[Records that describe figures]
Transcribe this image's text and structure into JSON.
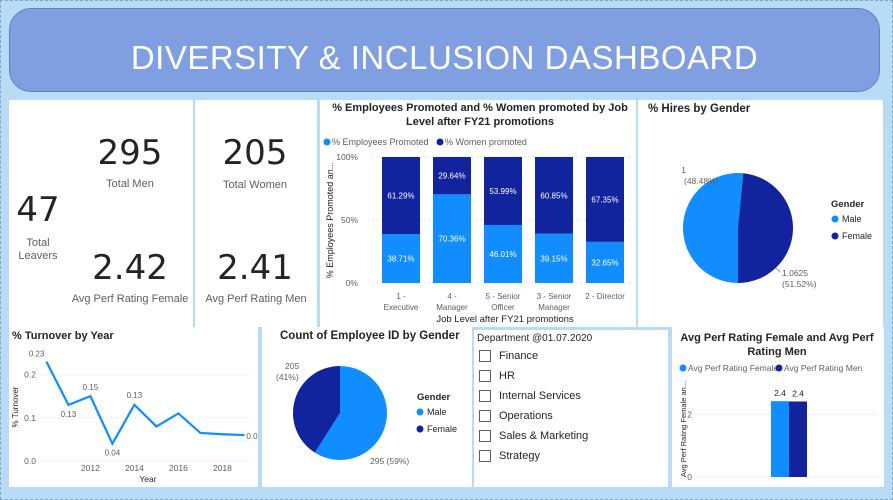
{
  "dashboard": {
    "title": "DIVERSITY & INCLUSION DASHBOARD"
  },
  "kpis": {
    "total_men": {
      "value": "295",
      "label": "Total Men"
    },
    "total_women": {
      "value": "205",
      "label": "Total Women"
    },
    "total_leavers": {
      "value": "47",
      "label_line1": "Total",
      "label_line2": "Leavers"
    },
    "perf_female": {
      "value": "2.42",
      "label": "Avg Perf Rating Female"
    },
    "perf_men": {
      "value": "2.41",
      "label": "Avg Perf Rating Men"
    }
  },
  "colors": {
    "light_blue": "#118dff",
    "dark_blue": "#12239e",
    "banner": "#7f9fe1",
    "background": "#b9dcf6"
  },
  "slicer": {
    "title": "Department @01.07.2020",
    "items": [
      "Finance",
      "HR",
      "Internal Services",
      "Operations",
      "Sales & Marketing",
      "Strategy"
    ]
  },
  "chart_data": [
    {
      "id": "promoted",
      "type": "bar",
      "stacked": "100%",
      "title_line1": "% Employees Promoted and % Women promoted by Job",
      "title_line2": "Level after FY21 promotions",
      "xlabel": "Job Level after FY21 promotions",
      "ylabel": "% Employees Promoted an...",
      "yticks": [
        "0%",
        "50%",
        "100%"
      ],
      "legend": "top-left",
      "categories": [
        [
          "1 -",
          "Executive"
        ],
        [
          "4 -",
          "Manager"
        ],
        [
          "5 - Senior",
          "Officer"
        ],
        [
          "3 - Senior",
          "Manager"
        ],
        [
          "2 - Director"
        ]
      ],
      "series": [
        {
          "name": "% Employees Promoted",
          "color": "#118dff",
          "values": [
            38.71,
            70.36,
            46.01,
            39.15,
            32.65
          ],
          "labels": [
            "38.71%",
            "70.36%",
            "46.01%",
            "39.15%",
            "32.65%"
          ]
        },
        {
          "name": "% Women promoted",
          "color": "#12239e",
          "values": [
            61.29,
            29.64,
            53.99,
            60.85,
            67.35
          ],
          "labels": [
            "61.29%",
            "29.64%",
            "53.99%",
            "60.85%",
            "67.35%"
          ]
        }
      ]
    },
    {
      "id": "hires",
      "type": "pie",
      "title": "% Hires by Gender",
      "legend_title": "Gender",
      "legend": "right",
      "slices": [
        {
          "name": "Male",
          "value": 1.0625,
          "label_line1": "1.0625",
          "label_line2": "(51.52%)",
          "color": "#118dff"
        },
        {
          "name": "Female",
          "value": 1,
          "label_line1": "1",
          "label_line2": "(48.48%)",
          "color": "#12239e"
        }
      ]
    },
    {
      "id": "turnover",
      "type": "line",
      "title": "% Turnover by Year",
      "xlabel": "Year",
      "ylabel": "% Turnover",
      "ylim": [
        0,
        0.25
      ],
      "yticks": [
        "0.0",
        "0.1",
        "0.2"
      ],
      "xticks": [
        "2012",
        "2014",
        "2016",
        "2018"
      ],
      "x": [
        2010,
        2011,
        2012,
        2013,
        2014,
        2015,
        2016,
        2017,
        2018,
        2019
      ],
      "values": [
        0.23,
        0.13,
        0.15,
        0.04,
        0.13,
        0.08,
        0.11,
        0.065,
        0.062,
        0.06
      ],
      "labels": [
        "0.23",
        "0.13",
        "0.15",
        "0.04",
        "0.13",
        "",
        "",
        "",
        "",
        "0.06"
      ],
      "color": "#118dff"
    },
    {
      "id": "count",
      "type": "pie",
      "title": "Count of Employee ID by Gender",
      "legend_title": "Gender",
      "legend": "right",
      "slices": [
        {
          "name": "Male",
          "value": 295,
          "label_line1": "295 (59%)",
          "label_line2": "",
          "color": "#118dff"
        },
        {
          "name": "Female",
          "value": 205,
          "label_line1": "205",
          "label_line2": "(41%)",
          "color": "#12239e"
        }
      ]
    },
    {
      "id": "perf",
      "type": "bar",
      "title_line1": "Avg Perf Rating Female and Avg Perf",
      "title_line2": "Rating Men",
      "ylabel": "Avg Perf Rating Female an...",
      "ylim": [
        0,
        3
      ],
      "yticks": [
        "0",
        "2"
      ],
      "legend": "top-left",
      "series": [
        {
          "name": "Avg Perf Rating Female",
          "value": 2.42,
          "label": "2.4",
          "color": "#118dff"
        },
        {
          "name": "Avg Perf Rating Men",
          "value": 2.41,
          "label": "2.4",
          "color": "#12239e"
        }
      ]
    }
  ]
}
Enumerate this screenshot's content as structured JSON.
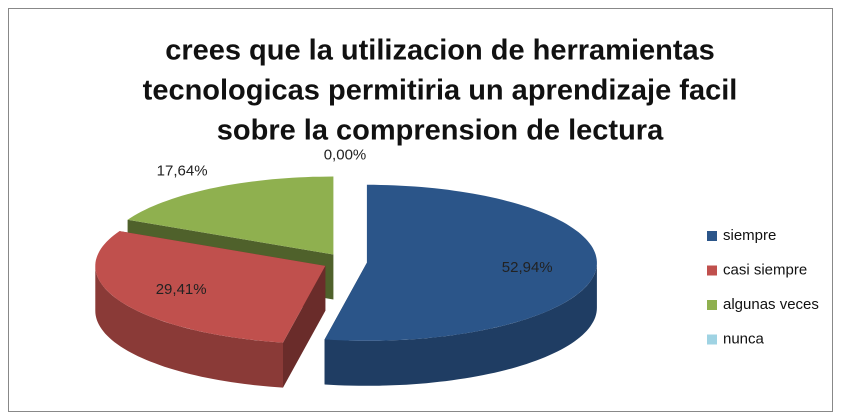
{
  "chart_data": {
    "type": "pie3d",
    "title": [
      "crees que la utilizacion de herramientas",
      "tecnologicas permitiria un aprendizaje facil",
      "sobre la comprension de lectura"
    ],
    "categories": [
      "siempre",
      "casi siempre",
      "algunas veces",
      "nunca"
    ],
    "values": [
      52.94,
      29.41,
      17.64,
      0
    ],
    "value_labels": [
      "52,94%",
      "29,41%",
      "17,64%",
      "0,00%"
    ],
    "colors": [
      "#2b5589",
      "#c0504d",
      "#8fb04f",
      "#9fd3e3"
    ],
    "legend": "right"
  }
}
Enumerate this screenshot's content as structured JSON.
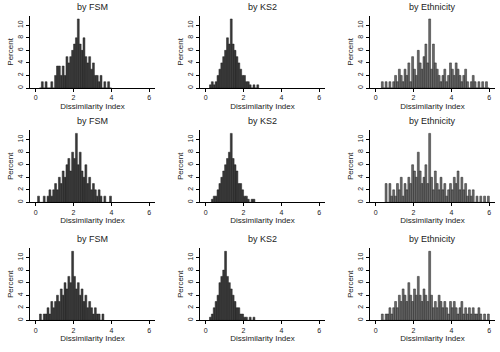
{
  "chart_data": [
    {
      "type": "histogram",
      "title": "by FSM",
      "x_label": "Dissimilarity Index",
      "y_label": "Percent",
      "color": "#3a3a3a",
      "bins": [
        0.2,
        0.3,
        0.4,
        0.5,
        0.6,
        0.7,
        0.8,
        0.9,
        1.0,
        1.1,
        1.2,
        1.3,
        1.4,
        1.5,
        1.6,
        1.7,
        1.8,
        1.9,
        2.0,
        2.1,
        2.2,
        2.3,
        2.4,
        2.5,
        2.6,
        2.7,
        2.8,
        2.9,
        3.0,
        3.1,
        3.2,
        3.3,
        3.4,
        3.5,
        3.6,
        3.7,
        3.8,
        3.9,
        4.0
      ],
      "values": [
        0,
        1,
        0,
        1,
        0,
        0,
        1,
        0,
        2,
        3.5,
        3.5,
        2,
        3.5,
        2,
        5,
        4,
        5,
        6,
        7,
        8,
        11,
        7,
        6,
        8,
        5,
        4,
        5,
        3,
        4,
        2,
        2,
        1,
        2,
        0,
        1,
        0,
        1,
        0
      ],
      "xlim": [
        -0.3,
        6.3
      ],
      "xticks": [
        0,
        2,
        4,
        6
      ],
      "ylim": [
        0,
        11.5
      ],
      "yticks": [
        0,
        2,
        4,
        6,
        8,
        10
      ]
    },
    {
      "type": "histogram",
      "title": "by KS2",
      "x_label": "Dissimilarity Index",
      "y_label": "Percent",
      "color": "#3a3a3a",
      "bins": [
        0.2,
        0.3,
        0.4,
        0.5,
        0.6,
        0.7,
        0.8,
        0.9,
        1.0,
        1.1,
        1.2,
        1.3,
        1.4,
        1.5,
        1.6,
        1.7,
        1.8,
        1.9,
        2.0,
        2.1,
        2.2,
        2.3,
        2.4,
        2.5,
        2.6,
        2.7,
        2.8
      ],
      "values": [
        0.5,
        1,
        0.5,
        1,
        2,
        3,
        4,
        5,
        6,
        8,
        7,
        11,
        7,
        6,
        5,
        4,
        3,
        2,
        2,
        1,
        1,
        0.5,
        0,
        0.5,
        0,
        0.5
      ],
      "xlim": [
        -0.3,
        6.3
      ],
      "xticks": [
        0,
        2,
        4,
        6
      ],
      "ylim": [
        0,
        11.5
      ],
      "yticks": [
        0,
        2,
        4,
        6,
        8,
        10
      ]
    },
    {
      "type": "histogram",
      "title": "by Ethnicity",
      "x_label": "Dissimilarity Index",
      "y_label": "Percent",
      "color": "#6e6e6e",
      "bins": [
        0.3,
        0.4,
        0.5,
        0.6,
        0.7,
        0.8,
        0.9,
        1.0,
        1.1,
        1.2,
        1.3,
        1.4,
        1.5,
        1.6,
        1.7,
        1.8,
        1.9,
        2.0,
        2.1,
        2.2,
        2.3,
        2.4,
        2.5,
        2.6,
        2.7,
        2.8,
        2.9,
        3.0,
        3.1,
        3.2,
        3.3,
        3.4,
        3.5,
        3.6,
        3.7,
        3.8,
        3.9,
        4.0,
        4.1,
        4.2,
        4.3,
        4.4,
        4.5,
        4.6,
        4.7,
        4.8,
        4.9,
        5.0,
        5.1,
        5.2,
        5.3,
        5.4,
        5.5,
        5.6,
        5.7,
        5.8,
        5.9,
        6.0
      ],
      "values": [
        1,
        0,
        1,
        0,
        1,
        0,
        1,
        2,
        1,
        3,
        2,
        1,
        3,
        2,
        4,
        1,
        5,
        3,
        2,
        6,
        4,
        3,
        5,
        7,
        4,
        11,
        3,
        7,
        4,
        3,
        2,
        1,
        2,
        3,
        1,
        2,
        4,
        3,
        2,
        4,
        3,
        2,
        1,
        2,
        3,
        1,
        0,
        1,
        2,
        1,
        0,
        1,
        0,
        1,
        0,
        1,
        0
      ],
      "xlim": [
        -0.3,
        6.3
      ],
      "xticks": [
        0,
        2,
        4,
        6
      ],
      "ylim": [
        0,
        11.5
      ],
      "yticks": [
        0,
        2,
        4,
        6,
        8,
        10
      ]
    },
    {
      "type": "histogram",
      "title": "by FSM",
      "x_label": "Dissimilarity Index",
      "y_label": "Percent",
      "color": "#3a3a3a",
      "bins": [
        0.1,
        0.2,
        0.3,
        0.4,
        0.5,
        0.6,
        0.7,
        0.8,
        0.9,
        1.0,
        1.1,
        1.2,
        1.3,
        1.4,
        1.5,
        1.6,
        1.7,
        1.8,
        1.9,
        2.0,
        2.1,
        2.2,
        2.3,
        2.4,
        2.5,
        2.6,
        2.7,
        2.8,
        2.9,
        3.0,
        3.1,
        3.2,
        3.3,
        3.4,
        3.5,
        3.6,
        3.7,
        3.8,
        3.9,
        4.0
      ],
      "values": [
        1,
        0,
        0,
        1,
        0,
        1,
        2,
        1,
        2,
        3,
        2,
        4,
        3,
        5,
        4,
        6,
        7,
        5,
        8,
        7,
        11,
        6,
        8,
        5,
        4,
        6,
        3,
        4,
        2,
        3,
        2,
        1,
        2,
        1,
        0,
        1,
        0,
        0,
        1
      ],
      "xlim": [
        -0.3,
        6.3
      ],
      "xticks": [
        0,
        2,
        4,
        6
      ],
      "ylim": [
        0,
        11.5
      ],
      "yticks": [
        0,
        2,
        4,
        6,
        8,
        10
      ]
    },
    {
      "type": "histogram",
      "title": "by KS2",
      "x_label": "Dissimilarity Index",
      "y_label": "Percent",
      "color": "#3a3a3a",
      "bins": [
        0.3,
        0.4,
        0.5,
        0.6,
        0.7,
        0.8,
        0.9,
        1.0,
        1.1,
        1.2,
        1.3,
        1.4,
        1.5,
        1.6,
        1.7,
        1.8,
        1.9,
        2.0,
        2.1,
        2.2,
        2.3,
        2.4,
        2.5,
        2.6
      ],
      "values": [
        0.5,
        1,
        1,
        2,
        3,
        4,
        5,
        6,
        7,
        8,
        11,
        7,
        6,
        5,
        3,
        3,
        2,
        1,
        1,
        0.5,
        0,
        0.5,
        0.5
      ],
      "xlim": [
        -0.3,
        6.3
      ],
      "xticks": [
        0,
        2,
        4,
        6
      ],
      "ylim": [
        0,
        11.5
      ],
      "yticks": [
        0,
        2,
        4,
        6,
        8,
        10
      ]
    },
    {
      "type": "histogram",
      "title": "by Ethnicity",
      "x_label": "Dissimilarity Index",
      "y_label": "Percent",
      "color": "#6e6e6e",
      "bins": [
        0.5,
        0.6,
        0.7,
        0.8,
        0.9,
        1.0,
        1.1,
        1.2,
        1.3,
        1.4,
        1.5,
        1.6,
        1.7,
        1.8,
        1.9,
        2.0,
        2.1,
        2.2,
        2.3,
        2.4,
        2.5,
        2.6,
        2.7,
        2.8,
        2.9,
        3.0,
        3.1,
        3.2,
        3.3,
        3.4,
        3.5,
        3.6,
        3.7,
        3.8,
        3.9,
        4.0,
        4.1,
        4.2,
        4.3,
        4.4,
        4.5,
        4.6,
        4.7,
        4.8,
        4.9,
        5.0,
        5.1,
        5.2,
        5.3,
        5.4,
        5.5,
        5.6,
        5.7,
        5.8,
        5.9,
        6.0
      ],
      "values": [
        3,
        0,
        3,
        1,
        2,
        1,
        3,
        2,
        4,
        1,
        3,
        2,
        4,
        3,
        6,
        5,
        4,
        8,
        5,
        3,
        4,
        6,
        3,
        11,
        4,
        2,
        5,
        3,
        2,
        4,
        2,
        3,
        1,
        2,
        3,
        2,
        4,
        3,
        5,
        2,
        4,
        2,
        3,
        1,
        2,
        1,
        2,
        0,
        1,
        0,
        1,
        0,
        1,
        0,
        1
      ],
      "xlim": [
        -0.3,
        6.3
      ],
      "xticks": [
        0,
        2,
        4,
        6
      ],
      "ylim": [
        0,
        11.5
      ],
      "yticks": [
        0,
        2,
        4,
        6,
        8,
        10
      ]
    },
    {
      "type": "histogram",
      "title": "by FSM",
      "x_label": "Dissimilarity Index",
      "y_label": "Percent",
      "color": "#3a3a3a",
      "bins": [
        0.2,
        0.3,
        0.4,
        0.5,
        0.6,
        0.7,
        0.8,
        0.9,
        1.0,
        1.1,
        1.2,
        1.3,
        1.4,
        1.5,
        1.6,
        1.7,
        1.8,
        1.9,
        2.0,
        2.1,
        2.2,
        2.3,
        2.4,
        2.5,
        2.6,
        2.7,
        2.8,
        2.9,
        3.0,
        3.1,
        3.2,
        3.3,
        3.4,
        3.5,
        3.6
      ],
      "values": [
        1,
        0,
        1,
        1,
        2,
        1,
        3,
        2,
        3,
        4,
        3,
        5,
        4,
        6,
        5,
        7,
        6,
        11,
        7,
        5,
        6,
        4,
        5,
        3,
        4,
        2,
        3,
        2,
        1,
        2,
        1,
        1,
        0,
        1
      ],
      "xlim": [
        -0.3,
        6.3
      ],
      "xticks": [
        0,
        2,
        4,
        6
      ],
      "ylim": [
        0,
        11.5
      ],
      "yticks": [
        0,
        2,
        4,
        6,
        8,
        10
      ]
    },
    {
      "type": "histogram",
      "title": "by KS2",
      "x_label": "Dissimilarity Index",
      "y_label": "Percent",
      "color": "#3a3a3a",
      "bins": [
        0.2,
        0.3,
        0.4,
        0.5,
        0.6,
        0.7,
        0.8,
        0.9,
        1.0,
        1.1,
        1.2,
        1.3,
        1.4,
        1.5,
        1.6,
        1.7,
        1.8,
        1.9,
        2.0,
        2.1,
        2.2,
        2.3,
        2.4,
        2.5,
        2.6
      ],
      "values": [
        0.5,
        1,
        2,
        3,
        4,
        6,
        7,
        8,
        11,
        7,
        6,
        5,
        4,
        3,
        2,
        2,
        1,
        1,
        0.5,
        0.5,
        0,
        0.5,
        0,
        0.5
      ],
      "xlim": [
        -0.3,
        6.3
      ],
      "xticks": [
        0,
        2,
        4,
        6
      ],
      "ylim": [
        0,
        11.5
      ],
      "yticks": [
        0,
        2,
        4,
        6,
        8,
        10
      ]
    },
    {
      "type": "histogram",
      "title": "by Ethnicity",
      "x_label": "Dissimilarity Index",
      "y_label": "Percent",
      "color": "#6e6e6e",
      "bins": [
        0.3,
        0.4,
        0.5,
        0.6,
        0.7,
        0.8,
        0.9,
        1.0,
        1.1,
        1.2,
        1.3,
        1.4,
        1.5,
        1.6,
        1.7,
        1.8,
        1.9,
        2.0,
        2.1,
        2.2,
        2.3,
        2.4,
        2.5,
        2.6,
        2.7,
        2.8,
        2.9,
        3.0,
        3.1,
        3.2,
        3.3,
        3.4,
        3.5,
        3.6,
        3.7,
        3.8,
        3.9,
        4.0,
        4.1,
        4.2,
        4.3,
        4.4,
        4.5,
        4.6,
        4.7,
        4.8,
        4.9,
        5.0,
        5.1,
        5.2,
        5.3,
        5.4,
        5.5,
        5.6,
        5.7,
        5.8,
        5.9,
        6.0
      ],
      "values": [
        1,
        0,
        1,
        1,
        2,
        1,
        2,
        3,
        2,
        4,
        3,
        5,
        4,
        3,
        6,
        4,
        3,
        5,
        4,
        7,
        4,
        3,
        5,
        4,
        3,
        11,
        4,
        2,
        3,
        2,
        4,
        3,
        2,
        3,
        2,
        1,
        3,
        2,
        3,
        2,
        1,
        2,
        3,
        1,
        2,
        1,
        2,
        1,
        2,
        1,
        1,
        2,
        1,
        0,
        1,
        0,
        1
      ],
      "xlim": [
        -0.3,
        6.3
      ],
      "xticks": [
        0,
        2,
        4,
        6
      ],
      "ylim": [
        0,
        11.5
      ],
      "yticks": [
        0,
        2,
        4,
        6,
        8,
        10
      ]
    }
  ]
}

● **GOAL**: Note every line above where the string "xlabel" shows up, and copy those lines.

● **FULL RESPONSE**:
      "xlabel": "Job Level after FY21 promotions",
      "xlabel": "Year",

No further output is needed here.